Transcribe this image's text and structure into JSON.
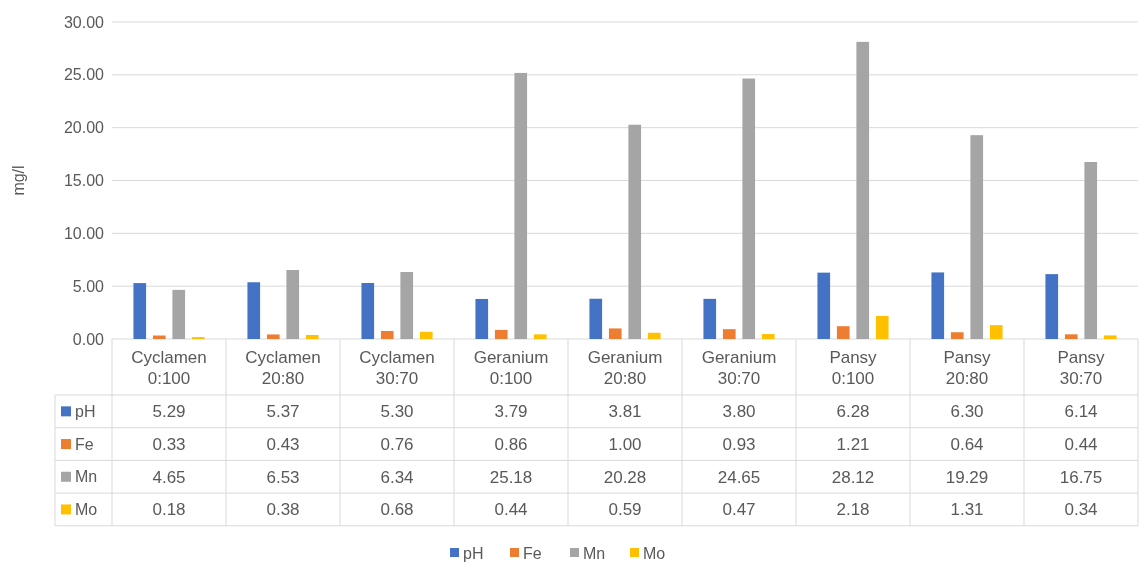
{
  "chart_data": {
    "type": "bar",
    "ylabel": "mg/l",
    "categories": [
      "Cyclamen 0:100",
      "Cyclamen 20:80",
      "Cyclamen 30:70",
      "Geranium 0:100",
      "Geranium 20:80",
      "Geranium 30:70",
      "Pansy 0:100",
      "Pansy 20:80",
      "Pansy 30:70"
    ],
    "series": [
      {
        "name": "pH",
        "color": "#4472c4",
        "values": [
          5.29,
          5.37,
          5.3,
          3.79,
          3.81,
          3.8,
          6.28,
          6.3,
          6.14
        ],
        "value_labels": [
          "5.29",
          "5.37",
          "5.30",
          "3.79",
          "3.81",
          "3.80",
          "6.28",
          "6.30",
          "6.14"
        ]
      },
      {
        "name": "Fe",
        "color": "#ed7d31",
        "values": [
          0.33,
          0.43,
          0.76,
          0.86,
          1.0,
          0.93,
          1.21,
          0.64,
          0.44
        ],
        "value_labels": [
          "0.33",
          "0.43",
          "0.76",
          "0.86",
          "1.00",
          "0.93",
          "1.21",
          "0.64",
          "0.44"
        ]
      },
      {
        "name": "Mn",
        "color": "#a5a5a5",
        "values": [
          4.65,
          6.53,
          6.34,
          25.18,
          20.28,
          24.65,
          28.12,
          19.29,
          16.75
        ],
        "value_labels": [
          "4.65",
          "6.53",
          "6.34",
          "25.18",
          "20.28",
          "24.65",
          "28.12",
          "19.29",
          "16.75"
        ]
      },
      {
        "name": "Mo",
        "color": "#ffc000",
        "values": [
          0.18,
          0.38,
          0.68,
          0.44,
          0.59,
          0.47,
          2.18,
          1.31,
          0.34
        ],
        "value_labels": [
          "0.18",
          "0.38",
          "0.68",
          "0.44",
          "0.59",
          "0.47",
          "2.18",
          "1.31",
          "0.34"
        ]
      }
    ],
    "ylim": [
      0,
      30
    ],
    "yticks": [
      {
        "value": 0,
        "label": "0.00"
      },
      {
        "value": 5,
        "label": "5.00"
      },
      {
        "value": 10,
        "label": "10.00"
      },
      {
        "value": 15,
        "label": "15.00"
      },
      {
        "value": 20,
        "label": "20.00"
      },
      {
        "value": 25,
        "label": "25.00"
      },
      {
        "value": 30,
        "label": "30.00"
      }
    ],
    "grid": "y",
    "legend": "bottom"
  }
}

...

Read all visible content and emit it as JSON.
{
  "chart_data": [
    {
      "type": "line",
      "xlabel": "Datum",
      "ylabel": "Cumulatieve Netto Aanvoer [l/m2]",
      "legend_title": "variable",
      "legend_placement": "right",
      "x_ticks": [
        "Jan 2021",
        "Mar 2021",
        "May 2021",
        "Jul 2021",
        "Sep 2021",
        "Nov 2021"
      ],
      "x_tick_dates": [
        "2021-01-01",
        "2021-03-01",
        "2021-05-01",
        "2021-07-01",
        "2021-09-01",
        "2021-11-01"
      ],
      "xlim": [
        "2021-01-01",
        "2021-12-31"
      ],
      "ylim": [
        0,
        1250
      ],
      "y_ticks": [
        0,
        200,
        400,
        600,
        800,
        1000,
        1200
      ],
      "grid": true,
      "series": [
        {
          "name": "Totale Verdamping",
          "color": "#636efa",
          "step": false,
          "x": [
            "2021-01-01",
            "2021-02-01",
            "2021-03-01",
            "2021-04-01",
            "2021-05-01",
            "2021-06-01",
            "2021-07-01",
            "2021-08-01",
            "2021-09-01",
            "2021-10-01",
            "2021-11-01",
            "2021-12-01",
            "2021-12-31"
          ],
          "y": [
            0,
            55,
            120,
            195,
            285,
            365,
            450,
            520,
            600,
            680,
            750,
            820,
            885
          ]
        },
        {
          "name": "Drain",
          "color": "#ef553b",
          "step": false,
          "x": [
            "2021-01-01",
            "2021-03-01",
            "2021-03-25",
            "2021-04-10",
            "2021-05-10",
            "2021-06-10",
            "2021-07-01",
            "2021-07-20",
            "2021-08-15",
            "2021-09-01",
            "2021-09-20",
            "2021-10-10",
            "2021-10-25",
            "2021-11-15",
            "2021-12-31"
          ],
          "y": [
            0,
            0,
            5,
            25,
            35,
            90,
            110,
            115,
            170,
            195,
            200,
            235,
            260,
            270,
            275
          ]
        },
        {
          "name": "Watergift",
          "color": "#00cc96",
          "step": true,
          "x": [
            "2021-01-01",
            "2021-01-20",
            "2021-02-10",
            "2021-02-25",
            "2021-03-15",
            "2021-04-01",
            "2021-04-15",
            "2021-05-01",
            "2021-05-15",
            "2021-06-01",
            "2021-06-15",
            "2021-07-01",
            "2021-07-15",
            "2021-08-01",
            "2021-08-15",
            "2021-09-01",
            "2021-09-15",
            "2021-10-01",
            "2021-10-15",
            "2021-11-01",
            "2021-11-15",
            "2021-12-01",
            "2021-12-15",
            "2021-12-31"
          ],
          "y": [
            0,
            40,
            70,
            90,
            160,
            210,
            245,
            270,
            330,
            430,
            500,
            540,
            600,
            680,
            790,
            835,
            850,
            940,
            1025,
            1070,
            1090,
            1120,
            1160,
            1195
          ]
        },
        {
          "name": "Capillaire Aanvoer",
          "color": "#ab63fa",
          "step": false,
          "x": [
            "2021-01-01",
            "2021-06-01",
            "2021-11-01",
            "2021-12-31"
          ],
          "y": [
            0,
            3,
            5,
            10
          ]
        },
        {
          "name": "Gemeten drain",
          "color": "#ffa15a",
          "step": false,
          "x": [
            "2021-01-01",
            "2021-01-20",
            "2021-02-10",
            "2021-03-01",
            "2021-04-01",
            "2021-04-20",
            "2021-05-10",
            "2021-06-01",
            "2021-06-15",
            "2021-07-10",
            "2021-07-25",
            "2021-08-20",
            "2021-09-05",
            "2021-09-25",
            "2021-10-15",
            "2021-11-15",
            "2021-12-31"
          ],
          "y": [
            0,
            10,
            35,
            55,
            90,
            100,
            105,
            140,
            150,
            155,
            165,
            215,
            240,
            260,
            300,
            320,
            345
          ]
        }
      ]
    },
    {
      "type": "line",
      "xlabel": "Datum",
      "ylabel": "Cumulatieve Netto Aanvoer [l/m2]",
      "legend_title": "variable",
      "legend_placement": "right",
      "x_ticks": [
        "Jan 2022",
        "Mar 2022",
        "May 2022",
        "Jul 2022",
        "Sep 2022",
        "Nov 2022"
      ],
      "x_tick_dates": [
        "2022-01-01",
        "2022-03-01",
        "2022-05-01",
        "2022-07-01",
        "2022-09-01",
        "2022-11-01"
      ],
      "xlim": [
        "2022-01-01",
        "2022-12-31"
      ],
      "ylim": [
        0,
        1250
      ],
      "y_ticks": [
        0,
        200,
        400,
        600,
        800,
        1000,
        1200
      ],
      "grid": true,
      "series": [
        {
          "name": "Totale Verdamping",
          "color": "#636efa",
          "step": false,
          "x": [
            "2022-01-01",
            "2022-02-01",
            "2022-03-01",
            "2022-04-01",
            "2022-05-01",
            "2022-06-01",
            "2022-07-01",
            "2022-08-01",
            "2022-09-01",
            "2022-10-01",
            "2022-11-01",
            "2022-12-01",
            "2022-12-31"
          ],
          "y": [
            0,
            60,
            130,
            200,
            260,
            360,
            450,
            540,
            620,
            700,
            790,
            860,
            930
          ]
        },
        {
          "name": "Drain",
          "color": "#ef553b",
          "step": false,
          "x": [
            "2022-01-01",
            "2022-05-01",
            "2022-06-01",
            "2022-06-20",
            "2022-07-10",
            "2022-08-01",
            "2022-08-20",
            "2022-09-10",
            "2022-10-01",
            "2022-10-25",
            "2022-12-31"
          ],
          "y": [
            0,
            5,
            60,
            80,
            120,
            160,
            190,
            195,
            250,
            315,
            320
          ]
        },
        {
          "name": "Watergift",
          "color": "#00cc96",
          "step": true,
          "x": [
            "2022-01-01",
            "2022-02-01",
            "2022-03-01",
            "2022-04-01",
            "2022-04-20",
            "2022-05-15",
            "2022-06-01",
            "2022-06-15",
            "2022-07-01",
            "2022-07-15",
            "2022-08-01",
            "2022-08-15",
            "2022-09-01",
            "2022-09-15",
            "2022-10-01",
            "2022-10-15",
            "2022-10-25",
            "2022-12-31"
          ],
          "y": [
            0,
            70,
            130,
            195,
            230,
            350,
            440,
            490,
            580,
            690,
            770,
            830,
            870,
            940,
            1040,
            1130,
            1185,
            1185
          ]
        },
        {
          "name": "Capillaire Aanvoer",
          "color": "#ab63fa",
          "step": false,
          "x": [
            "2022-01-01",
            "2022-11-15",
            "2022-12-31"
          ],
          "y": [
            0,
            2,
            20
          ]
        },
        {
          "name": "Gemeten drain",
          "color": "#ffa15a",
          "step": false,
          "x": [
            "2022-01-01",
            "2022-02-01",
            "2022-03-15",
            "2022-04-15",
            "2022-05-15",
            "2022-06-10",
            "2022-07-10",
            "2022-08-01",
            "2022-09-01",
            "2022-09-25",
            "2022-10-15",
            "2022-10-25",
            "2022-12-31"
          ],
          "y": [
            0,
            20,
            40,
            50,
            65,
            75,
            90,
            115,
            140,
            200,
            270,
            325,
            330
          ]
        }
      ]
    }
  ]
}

Exercise details ->
Give only the number of lines in the material above that hold the word "Geranium".

Answer to the problem ->
3